Data records
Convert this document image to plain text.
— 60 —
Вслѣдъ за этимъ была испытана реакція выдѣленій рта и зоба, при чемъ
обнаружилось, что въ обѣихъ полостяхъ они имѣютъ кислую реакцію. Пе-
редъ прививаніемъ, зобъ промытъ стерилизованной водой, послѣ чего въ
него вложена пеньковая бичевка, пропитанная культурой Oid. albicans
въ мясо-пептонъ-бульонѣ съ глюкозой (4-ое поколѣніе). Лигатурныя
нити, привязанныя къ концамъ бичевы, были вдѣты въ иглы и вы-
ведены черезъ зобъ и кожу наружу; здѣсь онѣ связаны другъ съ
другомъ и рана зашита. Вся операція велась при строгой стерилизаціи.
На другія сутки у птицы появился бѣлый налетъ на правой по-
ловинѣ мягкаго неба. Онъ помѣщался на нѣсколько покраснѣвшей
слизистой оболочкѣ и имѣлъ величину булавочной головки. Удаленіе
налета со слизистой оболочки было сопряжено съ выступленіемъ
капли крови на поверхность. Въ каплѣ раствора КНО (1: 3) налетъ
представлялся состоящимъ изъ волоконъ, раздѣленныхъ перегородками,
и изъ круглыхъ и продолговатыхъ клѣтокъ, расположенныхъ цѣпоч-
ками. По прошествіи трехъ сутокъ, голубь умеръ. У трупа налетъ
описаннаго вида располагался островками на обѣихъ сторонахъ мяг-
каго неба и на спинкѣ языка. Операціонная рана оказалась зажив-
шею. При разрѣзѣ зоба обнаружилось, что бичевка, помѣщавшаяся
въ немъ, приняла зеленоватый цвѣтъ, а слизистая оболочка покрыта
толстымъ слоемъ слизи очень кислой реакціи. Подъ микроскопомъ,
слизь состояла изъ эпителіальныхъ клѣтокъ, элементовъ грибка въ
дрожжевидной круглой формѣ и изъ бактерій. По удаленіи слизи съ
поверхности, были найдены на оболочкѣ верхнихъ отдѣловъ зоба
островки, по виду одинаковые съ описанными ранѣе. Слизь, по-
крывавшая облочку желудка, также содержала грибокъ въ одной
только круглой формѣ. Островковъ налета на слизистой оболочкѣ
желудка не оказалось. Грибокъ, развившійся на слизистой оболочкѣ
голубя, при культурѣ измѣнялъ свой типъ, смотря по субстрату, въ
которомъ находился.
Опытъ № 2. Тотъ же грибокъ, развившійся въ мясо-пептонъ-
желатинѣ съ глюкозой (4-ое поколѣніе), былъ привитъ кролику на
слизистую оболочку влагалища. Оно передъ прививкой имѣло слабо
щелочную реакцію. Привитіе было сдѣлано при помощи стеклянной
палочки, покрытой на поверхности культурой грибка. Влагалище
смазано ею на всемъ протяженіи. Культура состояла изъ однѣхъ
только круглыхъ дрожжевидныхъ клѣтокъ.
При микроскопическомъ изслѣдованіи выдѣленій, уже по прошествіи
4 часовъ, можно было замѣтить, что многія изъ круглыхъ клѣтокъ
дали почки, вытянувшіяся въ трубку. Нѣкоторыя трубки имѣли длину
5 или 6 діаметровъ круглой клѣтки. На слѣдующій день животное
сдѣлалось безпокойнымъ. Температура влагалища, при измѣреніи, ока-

**Direction:**
Only lines with "зобъ" are wanted here; list each of them.

**Exercise response:**
редъ прививаніемъ, зобъ промытъ стерилизованной водой, послѣ чего въ
ведены черезъ зобъ и кожу наружу; здѣсь онѣ связаны другъ съ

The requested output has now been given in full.